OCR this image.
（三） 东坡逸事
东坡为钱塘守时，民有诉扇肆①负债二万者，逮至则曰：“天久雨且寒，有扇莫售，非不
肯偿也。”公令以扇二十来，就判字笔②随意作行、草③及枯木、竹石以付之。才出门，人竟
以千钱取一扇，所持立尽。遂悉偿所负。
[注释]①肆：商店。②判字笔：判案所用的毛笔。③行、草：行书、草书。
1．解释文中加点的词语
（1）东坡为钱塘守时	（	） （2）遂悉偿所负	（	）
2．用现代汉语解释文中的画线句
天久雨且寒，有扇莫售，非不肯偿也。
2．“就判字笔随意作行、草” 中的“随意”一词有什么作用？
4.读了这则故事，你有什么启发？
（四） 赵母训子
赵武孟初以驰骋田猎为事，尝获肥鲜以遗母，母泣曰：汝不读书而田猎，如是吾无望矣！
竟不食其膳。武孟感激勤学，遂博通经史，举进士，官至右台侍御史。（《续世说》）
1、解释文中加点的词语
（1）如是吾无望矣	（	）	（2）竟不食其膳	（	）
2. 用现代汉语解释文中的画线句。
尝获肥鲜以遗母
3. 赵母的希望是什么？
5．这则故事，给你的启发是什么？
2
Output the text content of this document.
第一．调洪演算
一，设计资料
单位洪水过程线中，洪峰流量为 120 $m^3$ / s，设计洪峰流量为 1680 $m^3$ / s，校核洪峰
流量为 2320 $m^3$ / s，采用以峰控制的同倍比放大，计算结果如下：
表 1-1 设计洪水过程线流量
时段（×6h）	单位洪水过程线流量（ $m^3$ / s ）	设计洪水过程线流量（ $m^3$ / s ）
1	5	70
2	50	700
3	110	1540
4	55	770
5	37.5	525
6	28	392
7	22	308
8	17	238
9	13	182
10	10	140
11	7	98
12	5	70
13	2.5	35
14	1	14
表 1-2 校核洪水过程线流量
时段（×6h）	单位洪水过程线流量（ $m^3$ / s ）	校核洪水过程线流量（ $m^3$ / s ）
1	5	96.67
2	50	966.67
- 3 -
--*--
▶ _Problem statement_:
Search the listing for the word "this" and return each line that holds it.

▶ _Output below_:
OCR this image.
Output the text content of this document.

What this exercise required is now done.